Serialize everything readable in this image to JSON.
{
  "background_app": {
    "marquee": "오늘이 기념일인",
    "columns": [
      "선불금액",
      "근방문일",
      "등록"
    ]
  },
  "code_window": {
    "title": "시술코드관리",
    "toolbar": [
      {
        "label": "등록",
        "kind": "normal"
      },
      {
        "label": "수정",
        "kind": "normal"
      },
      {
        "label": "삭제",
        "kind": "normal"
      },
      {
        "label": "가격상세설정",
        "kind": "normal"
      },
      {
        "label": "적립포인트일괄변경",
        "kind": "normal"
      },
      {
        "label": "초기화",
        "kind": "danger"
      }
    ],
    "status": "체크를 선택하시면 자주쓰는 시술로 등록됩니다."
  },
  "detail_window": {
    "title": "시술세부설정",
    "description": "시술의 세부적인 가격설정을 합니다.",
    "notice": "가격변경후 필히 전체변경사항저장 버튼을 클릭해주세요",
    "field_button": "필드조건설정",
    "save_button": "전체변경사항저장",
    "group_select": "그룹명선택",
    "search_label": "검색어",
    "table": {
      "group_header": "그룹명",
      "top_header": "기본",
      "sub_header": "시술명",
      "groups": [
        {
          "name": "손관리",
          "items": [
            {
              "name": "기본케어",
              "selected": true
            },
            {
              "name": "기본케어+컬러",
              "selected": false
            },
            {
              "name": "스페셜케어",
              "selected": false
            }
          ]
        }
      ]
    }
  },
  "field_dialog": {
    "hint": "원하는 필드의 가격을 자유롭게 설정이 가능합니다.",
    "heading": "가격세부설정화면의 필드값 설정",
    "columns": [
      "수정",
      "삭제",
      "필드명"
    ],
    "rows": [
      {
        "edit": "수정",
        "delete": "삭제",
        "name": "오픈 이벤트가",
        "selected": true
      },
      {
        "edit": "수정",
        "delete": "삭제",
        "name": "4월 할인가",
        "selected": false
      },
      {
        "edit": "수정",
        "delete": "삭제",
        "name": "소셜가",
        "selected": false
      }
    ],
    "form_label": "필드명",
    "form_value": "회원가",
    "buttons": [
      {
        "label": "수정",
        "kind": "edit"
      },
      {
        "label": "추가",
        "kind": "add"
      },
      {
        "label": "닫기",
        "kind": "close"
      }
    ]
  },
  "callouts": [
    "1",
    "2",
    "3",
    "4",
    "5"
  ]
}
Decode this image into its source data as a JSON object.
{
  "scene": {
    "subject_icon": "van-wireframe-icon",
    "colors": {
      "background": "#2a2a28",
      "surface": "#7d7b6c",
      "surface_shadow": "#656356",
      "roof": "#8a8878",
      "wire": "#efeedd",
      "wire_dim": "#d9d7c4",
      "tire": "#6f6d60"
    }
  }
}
--------
Exercise instructions: Look through the entries above for the word "name". Copy every line where it shows up.

Task answer:
          "name": "손관리",
              "name": "기본케어",
              "name": "기본케어+컬러",
              "name": "스페셜케어",
        "name": "오픈 이벤트가",
        "name": "4월 할인가",
        "name": "소셜가",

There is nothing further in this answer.